Copy the material word for word, starting at the start and ending at the line containing "stats-sep: • — [876, 771, 893, 786]".

Recorded information:
==========

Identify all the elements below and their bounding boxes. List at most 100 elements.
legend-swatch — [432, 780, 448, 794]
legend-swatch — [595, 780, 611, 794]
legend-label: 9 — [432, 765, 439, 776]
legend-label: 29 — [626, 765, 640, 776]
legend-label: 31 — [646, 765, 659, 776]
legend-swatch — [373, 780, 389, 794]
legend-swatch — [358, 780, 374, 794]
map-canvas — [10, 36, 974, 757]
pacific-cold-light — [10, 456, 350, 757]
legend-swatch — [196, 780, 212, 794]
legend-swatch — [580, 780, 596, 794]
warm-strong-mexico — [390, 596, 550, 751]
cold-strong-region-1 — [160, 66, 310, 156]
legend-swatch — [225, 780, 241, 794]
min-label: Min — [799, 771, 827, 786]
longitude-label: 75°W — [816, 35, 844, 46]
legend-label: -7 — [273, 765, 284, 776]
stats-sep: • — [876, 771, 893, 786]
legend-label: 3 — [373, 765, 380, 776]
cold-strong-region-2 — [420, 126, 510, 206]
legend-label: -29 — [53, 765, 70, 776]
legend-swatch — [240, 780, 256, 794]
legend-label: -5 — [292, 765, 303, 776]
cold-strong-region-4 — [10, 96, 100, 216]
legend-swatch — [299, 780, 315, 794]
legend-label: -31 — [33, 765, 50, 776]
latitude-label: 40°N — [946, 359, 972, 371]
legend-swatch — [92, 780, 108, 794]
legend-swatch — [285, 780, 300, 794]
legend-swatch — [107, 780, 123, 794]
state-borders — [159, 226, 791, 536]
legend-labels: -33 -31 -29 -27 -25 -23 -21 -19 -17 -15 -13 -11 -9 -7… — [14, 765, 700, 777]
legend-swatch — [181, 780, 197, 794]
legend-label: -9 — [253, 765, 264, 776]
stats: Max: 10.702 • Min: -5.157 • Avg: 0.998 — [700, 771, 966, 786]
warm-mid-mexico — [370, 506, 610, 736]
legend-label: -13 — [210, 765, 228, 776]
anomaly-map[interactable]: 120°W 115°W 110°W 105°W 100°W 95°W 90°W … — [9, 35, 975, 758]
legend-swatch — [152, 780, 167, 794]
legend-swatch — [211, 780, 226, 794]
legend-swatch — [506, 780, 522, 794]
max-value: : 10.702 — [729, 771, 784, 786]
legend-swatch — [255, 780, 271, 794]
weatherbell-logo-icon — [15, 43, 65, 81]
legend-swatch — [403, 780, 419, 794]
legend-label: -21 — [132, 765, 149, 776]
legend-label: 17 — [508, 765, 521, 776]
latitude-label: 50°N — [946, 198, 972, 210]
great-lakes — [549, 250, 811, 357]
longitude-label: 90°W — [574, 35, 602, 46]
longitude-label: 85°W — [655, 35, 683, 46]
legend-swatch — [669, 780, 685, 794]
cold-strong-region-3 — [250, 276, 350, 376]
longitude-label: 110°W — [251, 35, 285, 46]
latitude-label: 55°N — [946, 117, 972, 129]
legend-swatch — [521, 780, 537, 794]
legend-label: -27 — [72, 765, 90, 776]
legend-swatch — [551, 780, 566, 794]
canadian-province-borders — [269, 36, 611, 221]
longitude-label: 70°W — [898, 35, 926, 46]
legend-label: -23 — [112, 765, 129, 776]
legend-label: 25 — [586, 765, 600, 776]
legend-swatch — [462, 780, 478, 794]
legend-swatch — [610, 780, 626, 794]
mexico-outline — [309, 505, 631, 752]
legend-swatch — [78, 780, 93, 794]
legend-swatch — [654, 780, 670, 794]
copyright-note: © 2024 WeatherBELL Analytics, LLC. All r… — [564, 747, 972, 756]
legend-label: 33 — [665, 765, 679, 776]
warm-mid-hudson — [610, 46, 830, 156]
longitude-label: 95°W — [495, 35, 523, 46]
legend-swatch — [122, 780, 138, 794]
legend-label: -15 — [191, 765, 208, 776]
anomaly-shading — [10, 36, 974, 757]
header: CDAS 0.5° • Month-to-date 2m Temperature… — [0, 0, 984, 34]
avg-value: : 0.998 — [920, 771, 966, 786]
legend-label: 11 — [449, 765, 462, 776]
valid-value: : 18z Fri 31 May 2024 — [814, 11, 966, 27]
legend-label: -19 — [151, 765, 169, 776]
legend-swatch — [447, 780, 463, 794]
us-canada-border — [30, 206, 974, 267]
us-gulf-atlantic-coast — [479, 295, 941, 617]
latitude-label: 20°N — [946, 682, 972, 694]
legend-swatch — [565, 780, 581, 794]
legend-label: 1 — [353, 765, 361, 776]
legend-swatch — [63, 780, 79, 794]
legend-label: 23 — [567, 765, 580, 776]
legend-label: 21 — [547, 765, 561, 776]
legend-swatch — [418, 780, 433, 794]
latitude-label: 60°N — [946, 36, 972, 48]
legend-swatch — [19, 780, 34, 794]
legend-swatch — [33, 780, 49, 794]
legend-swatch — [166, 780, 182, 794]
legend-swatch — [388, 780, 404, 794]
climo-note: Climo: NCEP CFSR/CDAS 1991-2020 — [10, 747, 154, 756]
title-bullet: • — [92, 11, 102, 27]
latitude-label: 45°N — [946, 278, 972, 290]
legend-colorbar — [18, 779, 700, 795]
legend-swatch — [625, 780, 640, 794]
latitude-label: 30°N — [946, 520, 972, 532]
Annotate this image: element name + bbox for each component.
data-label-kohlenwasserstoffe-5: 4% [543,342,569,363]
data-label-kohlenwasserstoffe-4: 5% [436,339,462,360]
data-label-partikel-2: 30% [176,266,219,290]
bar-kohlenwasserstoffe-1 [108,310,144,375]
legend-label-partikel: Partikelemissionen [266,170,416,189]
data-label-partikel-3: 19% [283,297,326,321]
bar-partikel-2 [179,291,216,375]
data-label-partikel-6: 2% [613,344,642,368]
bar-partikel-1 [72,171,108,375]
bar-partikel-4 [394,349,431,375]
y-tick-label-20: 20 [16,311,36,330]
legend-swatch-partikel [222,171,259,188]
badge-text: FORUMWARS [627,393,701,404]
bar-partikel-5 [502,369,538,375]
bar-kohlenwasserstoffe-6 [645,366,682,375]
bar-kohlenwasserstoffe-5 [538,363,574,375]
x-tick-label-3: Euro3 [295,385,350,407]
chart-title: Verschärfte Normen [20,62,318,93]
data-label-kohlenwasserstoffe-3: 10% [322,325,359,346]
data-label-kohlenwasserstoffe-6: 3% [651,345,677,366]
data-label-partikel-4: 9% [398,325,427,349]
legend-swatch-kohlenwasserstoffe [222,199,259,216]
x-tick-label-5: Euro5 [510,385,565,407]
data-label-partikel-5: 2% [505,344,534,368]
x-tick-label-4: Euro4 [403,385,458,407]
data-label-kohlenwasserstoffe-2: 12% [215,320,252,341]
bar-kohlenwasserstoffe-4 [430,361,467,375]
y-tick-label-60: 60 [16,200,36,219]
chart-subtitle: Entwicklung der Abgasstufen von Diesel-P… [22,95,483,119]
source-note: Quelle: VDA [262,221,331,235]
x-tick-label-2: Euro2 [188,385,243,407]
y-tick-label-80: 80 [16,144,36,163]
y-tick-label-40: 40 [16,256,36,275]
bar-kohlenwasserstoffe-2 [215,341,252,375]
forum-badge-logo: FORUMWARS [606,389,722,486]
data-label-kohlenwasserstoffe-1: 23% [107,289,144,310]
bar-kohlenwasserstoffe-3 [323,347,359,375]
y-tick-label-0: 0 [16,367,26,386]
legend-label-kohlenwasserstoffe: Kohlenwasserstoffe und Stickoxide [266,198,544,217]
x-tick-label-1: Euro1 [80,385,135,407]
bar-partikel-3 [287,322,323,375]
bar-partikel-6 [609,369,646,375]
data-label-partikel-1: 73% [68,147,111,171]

==========

Task solution:
Identify all the elements below and their bounding boxes. List at most 100 elements.
legend-swatch — [432, 780, 448, 794]
legend-swatch — [595, 780, 611, 794]
legend-label: 9 — [432, 765, 439, 776]
legend-label: 29 — [626, 765, 640, 776]
legend-label: 31 — [646, 765, 659, 776]
legend-swatch — [373, 780, 389, 794]
legend-swatch — [358, 780, 374, 794]
map-canvas — [10, 36, 974, 757]
pacific-cold-light — [10, 456, 350, 757]
legend-swatch — [196, 780, 212, 794]
legend-swatch — [580, 780, 596, 794]
warm-strong-mexico — [390, 596, 550, 751]
cold-strong-region-1 — [160, 66, 310, 156]
legend-swatch — [225, 780, 241, 794]
min-label: Min — [799, 771, 827, 786]
longitude-label: 75°W — [816, 35, 844, 46]
legend-label: -7 — [273, 765, 284, 776]
stats-sep: • — [876, 771, 893, 786]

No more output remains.